**** Entries
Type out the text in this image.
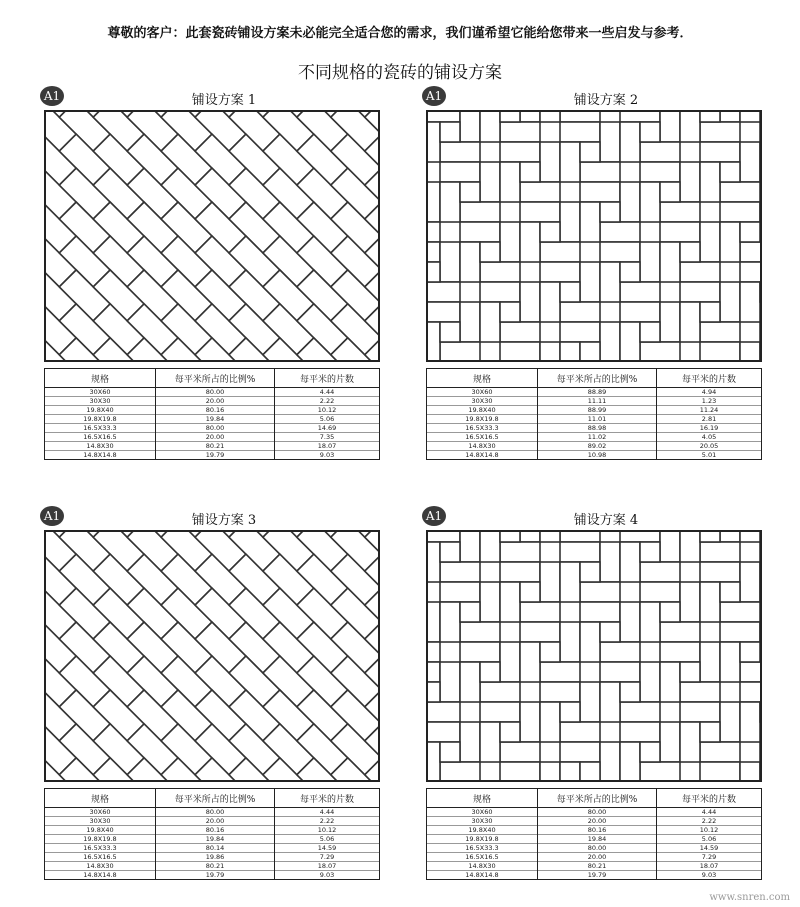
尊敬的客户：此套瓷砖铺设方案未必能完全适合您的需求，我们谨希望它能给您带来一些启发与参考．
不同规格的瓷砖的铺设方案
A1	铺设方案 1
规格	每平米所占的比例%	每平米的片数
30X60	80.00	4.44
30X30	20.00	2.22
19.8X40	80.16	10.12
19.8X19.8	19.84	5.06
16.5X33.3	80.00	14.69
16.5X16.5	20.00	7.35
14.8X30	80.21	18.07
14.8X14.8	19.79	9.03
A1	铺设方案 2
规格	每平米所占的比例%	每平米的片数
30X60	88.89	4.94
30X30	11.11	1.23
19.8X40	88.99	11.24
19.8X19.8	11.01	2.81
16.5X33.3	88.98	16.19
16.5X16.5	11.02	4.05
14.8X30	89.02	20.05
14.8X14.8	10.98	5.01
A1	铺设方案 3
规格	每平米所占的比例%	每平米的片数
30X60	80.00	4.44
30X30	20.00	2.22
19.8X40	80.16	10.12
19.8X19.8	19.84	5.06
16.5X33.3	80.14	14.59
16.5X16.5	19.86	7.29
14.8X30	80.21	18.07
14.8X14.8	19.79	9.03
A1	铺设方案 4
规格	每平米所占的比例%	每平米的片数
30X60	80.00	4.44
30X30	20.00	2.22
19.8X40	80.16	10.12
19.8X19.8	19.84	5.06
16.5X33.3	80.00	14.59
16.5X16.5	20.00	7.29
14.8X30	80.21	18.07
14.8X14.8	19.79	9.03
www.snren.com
********
**** Entries
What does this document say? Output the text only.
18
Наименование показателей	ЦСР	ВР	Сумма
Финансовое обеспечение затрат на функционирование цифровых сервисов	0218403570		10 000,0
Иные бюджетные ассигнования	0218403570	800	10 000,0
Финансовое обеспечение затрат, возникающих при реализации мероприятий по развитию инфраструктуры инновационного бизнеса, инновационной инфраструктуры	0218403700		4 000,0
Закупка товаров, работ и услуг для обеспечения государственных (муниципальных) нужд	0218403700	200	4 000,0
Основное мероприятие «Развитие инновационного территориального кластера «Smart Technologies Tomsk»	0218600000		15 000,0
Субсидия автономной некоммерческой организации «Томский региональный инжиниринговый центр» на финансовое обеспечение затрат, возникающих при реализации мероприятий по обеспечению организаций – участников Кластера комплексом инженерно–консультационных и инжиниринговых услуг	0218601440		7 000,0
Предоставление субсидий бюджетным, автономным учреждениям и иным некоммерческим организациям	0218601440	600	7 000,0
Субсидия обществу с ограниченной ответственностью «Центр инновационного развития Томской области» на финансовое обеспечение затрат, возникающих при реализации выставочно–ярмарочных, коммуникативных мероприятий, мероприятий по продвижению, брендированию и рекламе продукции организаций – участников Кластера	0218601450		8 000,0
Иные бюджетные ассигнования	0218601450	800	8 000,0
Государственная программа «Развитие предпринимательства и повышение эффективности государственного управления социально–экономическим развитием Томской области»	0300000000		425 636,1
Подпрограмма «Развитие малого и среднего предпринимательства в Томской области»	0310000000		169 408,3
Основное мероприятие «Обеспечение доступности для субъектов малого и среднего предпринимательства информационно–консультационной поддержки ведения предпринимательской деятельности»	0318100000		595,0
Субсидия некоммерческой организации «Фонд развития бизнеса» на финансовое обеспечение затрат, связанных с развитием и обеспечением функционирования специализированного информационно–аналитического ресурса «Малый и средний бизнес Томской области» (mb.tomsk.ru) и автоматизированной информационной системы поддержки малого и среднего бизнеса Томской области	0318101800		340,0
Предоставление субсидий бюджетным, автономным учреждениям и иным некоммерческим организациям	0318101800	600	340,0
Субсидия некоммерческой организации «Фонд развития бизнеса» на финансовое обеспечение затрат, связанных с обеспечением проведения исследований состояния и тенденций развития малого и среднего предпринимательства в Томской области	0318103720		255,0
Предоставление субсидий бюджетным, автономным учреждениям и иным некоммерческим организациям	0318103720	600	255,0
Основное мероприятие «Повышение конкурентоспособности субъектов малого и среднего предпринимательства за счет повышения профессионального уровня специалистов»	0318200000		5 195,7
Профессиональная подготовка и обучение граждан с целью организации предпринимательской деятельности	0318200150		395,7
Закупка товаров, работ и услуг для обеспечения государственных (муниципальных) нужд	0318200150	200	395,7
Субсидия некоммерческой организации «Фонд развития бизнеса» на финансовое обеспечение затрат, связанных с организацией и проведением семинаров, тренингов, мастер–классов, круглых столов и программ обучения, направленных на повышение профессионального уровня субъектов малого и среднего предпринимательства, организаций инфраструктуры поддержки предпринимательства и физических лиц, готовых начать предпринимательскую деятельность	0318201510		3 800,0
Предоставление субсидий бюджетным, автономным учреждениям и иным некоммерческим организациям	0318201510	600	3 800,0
********
**Short task**
Using the material above, gather every line that includes "уровня".

**Complete output**
Основное мероприятие «Повышение конкурентоспособности субъектов малого и среднего предпринимательства за счет повышения профессионального уровня специалистов»	0318200000		5 195,7
Субсидия некоммерческой организации «Фонд развития бизнеса» на финансовое обеспечение затрат, связанных с организацией и проведением семинаров, тренингов, мастер–классов, круглых столов и программ обучения, направленных на повышение профессионального уровня субъектов малого и среднего предпринимательства, организаций инфраструктуры поддержки предпринимательства и физических лиц, готовых начать предпринимательскую деятельность	0318201510		3 800,0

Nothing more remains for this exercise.